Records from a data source
******

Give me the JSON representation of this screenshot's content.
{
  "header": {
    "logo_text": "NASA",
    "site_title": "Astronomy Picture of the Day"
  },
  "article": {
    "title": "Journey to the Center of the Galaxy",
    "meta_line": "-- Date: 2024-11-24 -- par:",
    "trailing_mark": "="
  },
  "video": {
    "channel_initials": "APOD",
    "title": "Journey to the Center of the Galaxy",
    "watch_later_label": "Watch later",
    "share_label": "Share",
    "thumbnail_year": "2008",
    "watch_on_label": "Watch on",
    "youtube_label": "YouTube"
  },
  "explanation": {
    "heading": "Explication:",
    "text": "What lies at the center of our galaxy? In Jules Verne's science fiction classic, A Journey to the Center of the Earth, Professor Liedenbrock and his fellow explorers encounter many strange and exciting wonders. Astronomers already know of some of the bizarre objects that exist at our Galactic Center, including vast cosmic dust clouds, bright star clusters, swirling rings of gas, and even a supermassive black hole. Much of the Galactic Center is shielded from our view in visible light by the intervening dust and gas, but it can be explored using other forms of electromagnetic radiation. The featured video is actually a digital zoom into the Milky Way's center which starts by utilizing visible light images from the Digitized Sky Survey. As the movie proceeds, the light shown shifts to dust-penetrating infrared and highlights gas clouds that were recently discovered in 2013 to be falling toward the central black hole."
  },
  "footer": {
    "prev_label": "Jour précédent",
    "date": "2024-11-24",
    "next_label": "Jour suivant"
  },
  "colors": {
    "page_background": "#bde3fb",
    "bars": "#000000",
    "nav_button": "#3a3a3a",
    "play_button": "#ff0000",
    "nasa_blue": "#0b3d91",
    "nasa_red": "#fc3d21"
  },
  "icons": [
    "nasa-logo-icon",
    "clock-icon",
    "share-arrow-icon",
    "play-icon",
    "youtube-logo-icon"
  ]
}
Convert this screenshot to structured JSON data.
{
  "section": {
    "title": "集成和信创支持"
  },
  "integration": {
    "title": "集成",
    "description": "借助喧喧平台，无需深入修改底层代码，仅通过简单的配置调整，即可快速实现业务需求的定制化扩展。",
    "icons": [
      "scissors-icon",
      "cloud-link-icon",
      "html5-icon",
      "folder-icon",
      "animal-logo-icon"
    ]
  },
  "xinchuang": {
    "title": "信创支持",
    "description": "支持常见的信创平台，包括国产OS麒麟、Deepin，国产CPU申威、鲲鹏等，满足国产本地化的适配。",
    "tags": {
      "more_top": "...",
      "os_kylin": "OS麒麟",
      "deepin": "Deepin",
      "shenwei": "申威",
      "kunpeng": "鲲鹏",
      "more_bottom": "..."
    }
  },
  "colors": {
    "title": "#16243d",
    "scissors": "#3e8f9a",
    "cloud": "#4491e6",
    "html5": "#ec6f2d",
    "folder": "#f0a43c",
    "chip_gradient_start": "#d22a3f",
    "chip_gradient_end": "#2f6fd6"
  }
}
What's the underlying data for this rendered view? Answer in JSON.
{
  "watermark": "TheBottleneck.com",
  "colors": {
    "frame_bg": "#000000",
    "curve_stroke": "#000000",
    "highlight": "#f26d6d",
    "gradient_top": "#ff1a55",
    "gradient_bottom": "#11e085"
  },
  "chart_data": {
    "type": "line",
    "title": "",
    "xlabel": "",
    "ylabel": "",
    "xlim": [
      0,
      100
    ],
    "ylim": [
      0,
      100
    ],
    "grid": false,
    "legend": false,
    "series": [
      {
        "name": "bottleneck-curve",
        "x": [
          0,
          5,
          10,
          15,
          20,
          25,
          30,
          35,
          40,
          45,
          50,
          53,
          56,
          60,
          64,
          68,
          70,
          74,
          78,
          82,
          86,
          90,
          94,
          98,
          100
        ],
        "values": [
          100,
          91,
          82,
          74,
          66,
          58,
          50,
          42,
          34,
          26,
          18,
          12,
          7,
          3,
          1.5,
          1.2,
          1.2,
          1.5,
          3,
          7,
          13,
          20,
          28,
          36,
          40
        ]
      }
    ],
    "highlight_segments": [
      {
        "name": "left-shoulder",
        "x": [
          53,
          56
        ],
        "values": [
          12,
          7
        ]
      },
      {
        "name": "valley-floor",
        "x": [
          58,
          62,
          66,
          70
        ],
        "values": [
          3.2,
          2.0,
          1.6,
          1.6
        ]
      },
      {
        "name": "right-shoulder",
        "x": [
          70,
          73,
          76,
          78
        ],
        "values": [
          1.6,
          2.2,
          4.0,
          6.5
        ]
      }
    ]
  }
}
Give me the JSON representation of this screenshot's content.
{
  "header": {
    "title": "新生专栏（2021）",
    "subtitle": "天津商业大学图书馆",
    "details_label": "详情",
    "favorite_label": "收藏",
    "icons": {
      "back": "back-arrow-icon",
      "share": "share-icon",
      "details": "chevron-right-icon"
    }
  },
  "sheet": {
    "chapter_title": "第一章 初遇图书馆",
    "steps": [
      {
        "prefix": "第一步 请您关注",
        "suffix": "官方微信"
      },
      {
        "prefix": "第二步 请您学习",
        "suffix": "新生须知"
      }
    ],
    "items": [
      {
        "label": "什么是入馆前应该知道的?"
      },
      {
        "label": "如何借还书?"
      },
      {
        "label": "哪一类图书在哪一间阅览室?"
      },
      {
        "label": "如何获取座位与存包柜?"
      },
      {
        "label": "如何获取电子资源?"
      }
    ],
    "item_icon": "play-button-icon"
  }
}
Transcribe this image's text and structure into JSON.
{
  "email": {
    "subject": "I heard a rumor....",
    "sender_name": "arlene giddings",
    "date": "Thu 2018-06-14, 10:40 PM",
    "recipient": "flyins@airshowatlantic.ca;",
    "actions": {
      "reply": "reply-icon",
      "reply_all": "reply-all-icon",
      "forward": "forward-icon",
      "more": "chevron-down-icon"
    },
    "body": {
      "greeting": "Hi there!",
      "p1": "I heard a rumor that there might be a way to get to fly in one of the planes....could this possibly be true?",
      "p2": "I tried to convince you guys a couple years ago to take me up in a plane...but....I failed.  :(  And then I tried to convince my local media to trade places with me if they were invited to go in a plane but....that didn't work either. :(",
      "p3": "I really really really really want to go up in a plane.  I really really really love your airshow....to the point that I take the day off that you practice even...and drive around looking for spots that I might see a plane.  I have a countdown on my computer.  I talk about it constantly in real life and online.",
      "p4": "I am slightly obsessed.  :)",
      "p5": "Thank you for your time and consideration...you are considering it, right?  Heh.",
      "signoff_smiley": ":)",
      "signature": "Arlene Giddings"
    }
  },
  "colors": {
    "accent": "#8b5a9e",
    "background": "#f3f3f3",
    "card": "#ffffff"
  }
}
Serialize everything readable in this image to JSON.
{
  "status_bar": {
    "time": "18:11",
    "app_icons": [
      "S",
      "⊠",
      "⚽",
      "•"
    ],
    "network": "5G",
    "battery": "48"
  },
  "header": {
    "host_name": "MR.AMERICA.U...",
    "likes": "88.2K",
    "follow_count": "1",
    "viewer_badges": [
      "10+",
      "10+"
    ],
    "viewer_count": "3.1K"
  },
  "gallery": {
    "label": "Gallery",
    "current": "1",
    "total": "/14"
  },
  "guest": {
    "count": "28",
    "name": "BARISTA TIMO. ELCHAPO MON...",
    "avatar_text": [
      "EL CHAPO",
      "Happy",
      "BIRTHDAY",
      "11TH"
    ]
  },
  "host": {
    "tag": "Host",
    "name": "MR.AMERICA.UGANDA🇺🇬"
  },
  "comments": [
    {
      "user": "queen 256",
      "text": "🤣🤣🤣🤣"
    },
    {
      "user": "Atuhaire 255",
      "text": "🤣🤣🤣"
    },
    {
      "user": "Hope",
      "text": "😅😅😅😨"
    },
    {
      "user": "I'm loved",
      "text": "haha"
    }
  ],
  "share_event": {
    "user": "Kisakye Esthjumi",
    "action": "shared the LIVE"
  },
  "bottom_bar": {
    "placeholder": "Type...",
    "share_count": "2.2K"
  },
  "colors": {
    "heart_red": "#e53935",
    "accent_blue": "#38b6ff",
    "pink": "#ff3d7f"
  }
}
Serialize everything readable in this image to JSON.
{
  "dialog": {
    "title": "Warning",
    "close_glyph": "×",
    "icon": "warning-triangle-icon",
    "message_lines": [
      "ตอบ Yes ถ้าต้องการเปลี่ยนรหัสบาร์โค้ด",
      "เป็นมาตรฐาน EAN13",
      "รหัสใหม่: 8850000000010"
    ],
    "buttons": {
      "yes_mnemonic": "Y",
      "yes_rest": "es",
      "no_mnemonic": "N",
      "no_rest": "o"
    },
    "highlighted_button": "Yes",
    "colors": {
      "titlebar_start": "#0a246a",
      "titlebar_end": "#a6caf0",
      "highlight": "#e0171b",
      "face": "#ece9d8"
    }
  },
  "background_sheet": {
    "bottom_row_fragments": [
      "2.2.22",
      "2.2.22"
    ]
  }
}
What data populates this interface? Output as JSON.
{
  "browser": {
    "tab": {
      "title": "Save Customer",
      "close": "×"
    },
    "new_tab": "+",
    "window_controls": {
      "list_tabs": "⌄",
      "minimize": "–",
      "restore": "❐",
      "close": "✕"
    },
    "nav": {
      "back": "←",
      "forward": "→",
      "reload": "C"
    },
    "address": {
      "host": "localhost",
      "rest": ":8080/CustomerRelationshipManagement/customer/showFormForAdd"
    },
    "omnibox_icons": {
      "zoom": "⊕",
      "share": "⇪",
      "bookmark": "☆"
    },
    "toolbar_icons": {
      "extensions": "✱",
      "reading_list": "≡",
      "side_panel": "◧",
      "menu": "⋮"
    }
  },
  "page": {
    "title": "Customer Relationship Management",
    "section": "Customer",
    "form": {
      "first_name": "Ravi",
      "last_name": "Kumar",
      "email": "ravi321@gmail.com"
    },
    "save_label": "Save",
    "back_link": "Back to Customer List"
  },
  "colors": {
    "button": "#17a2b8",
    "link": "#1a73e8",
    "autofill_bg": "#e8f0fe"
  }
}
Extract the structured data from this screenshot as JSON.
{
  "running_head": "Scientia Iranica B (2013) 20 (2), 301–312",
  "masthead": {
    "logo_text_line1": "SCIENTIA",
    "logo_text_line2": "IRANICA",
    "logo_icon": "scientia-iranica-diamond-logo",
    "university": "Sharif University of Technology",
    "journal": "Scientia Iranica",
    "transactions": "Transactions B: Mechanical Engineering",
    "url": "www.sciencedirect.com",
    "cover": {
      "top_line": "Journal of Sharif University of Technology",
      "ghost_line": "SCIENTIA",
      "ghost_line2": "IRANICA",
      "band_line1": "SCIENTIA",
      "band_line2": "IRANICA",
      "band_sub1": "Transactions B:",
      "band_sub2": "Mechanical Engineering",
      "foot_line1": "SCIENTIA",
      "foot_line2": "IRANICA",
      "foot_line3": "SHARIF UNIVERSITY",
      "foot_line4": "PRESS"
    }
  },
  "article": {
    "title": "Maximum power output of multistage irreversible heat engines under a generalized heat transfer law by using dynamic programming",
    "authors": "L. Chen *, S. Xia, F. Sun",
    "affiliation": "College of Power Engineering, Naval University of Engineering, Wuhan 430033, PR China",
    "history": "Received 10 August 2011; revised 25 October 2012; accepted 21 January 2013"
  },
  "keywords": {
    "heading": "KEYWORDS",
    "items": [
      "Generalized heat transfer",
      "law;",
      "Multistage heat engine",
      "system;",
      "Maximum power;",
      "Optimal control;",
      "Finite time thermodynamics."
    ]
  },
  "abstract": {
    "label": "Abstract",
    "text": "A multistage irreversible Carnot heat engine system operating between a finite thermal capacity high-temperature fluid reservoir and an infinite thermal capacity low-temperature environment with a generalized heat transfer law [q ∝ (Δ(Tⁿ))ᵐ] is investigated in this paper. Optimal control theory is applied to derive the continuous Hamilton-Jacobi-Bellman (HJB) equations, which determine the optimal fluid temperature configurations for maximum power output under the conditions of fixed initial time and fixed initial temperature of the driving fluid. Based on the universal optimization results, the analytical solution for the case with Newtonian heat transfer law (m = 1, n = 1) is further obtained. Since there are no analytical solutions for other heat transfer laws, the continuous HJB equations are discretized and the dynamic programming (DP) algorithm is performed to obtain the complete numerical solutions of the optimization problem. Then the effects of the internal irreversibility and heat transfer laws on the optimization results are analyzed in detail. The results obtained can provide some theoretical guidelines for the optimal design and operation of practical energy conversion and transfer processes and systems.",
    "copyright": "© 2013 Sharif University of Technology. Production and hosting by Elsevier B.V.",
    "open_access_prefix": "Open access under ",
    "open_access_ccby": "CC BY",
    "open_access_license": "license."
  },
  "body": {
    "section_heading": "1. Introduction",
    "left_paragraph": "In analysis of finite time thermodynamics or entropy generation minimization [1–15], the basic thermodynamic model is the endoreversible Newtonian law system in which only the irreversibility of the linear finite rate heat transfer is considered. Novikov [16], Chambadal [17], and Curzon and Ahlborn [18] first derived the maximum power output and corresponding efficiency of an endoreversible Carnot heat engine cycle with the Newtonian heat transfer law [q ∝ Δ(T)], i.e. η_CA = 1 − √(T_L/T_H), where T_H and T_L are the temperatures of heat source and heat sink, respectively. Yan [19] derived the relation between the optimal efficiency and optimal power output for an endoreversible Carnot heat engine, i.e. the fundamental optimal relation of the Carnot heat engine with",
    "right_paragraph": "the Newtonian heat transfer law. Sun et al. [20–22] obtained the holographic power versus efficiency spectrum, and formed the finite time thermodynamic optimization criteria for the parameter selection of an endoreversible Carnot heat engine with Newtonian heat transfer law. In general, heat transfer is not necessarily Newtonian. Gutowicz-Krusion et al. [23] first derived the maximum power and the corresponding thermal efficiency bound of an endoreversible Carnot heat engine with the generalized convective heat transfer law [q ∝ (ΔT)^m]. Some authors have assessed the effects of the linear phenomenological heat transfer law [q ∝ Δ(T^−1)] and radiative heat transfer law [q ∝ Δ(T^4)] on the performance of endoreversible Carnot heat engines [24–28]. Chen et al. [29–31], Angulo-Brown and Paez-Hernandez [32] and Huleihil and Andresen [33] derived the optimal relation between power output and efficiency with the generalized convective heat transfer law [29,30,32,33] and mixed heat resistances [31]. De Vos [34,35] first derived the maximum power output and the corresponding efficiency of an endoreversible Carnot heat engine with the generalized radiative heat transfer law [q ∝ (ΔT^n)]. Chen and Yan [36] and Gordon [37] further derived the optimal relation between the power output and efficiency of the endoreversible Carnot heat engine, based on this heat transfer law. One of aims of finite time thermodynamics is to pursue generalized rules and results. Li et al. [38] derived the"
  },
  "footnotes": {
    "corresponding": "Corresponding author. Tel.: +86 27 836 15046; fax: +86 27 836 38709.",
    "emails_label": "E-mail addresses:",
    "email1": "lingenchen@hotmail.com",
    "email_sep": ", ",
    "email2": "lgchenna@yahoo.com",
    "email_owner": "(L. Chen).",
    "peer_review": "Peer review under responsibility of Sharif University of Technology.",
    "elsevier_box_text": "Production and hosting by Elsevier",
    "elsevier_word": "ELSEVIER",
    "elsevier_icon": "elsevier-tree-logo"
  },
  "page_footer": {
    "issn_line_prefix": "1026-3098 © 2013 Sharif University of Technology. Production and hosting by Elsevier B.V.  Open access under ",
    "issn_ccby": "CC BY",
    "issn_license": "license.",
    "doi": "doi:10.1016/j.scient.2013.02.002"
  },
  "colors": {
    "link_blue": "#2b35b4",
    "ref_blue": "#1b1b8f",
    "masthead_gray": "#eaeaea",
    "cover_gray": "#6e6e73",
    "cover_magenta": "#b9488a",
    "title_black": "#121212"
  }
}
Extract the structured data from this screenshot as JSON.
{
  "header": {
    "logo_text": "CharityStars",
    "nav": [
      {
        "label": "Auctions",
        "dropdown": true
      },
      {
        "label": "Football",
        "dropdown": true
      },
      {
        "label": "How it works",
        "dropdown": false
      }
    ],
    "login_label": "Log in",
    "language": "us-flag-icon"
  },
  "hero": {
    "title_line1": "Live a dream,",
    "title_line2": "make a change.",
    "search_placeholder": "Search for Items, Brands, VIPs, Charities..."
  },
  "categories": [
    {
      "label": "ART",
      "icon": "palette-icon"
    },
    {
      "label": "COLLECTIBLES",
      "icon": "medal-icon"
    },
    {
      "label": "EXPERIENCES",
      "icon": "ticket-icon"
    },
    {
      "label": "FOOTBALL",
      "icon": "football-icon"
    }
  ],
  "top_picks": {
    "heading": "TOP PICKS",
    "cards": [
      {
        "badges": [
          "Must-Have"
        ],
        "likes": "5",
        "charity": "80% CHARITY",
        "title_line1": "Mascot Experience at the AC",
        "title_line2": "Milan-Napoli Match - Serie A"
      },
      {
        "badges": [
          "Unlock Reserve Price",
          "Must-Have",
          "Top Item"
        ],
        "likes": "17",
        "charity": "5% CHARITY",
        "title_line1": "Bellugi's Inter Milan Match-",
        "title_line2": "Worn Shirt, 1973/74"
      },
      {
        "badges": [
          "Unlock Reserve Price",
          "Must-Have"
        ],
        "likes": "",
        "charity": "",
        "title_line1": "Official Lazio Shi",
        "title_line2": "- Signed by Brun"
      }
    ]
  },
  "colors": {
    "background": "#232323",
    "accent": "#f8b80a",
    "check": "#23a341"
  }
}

******

▶ _Task instructions_: Find the word "license" in the data and show each line that holds it.

▶ _Exercise answer_:
    "open_access_license": "license."
    "issn_license": "license.",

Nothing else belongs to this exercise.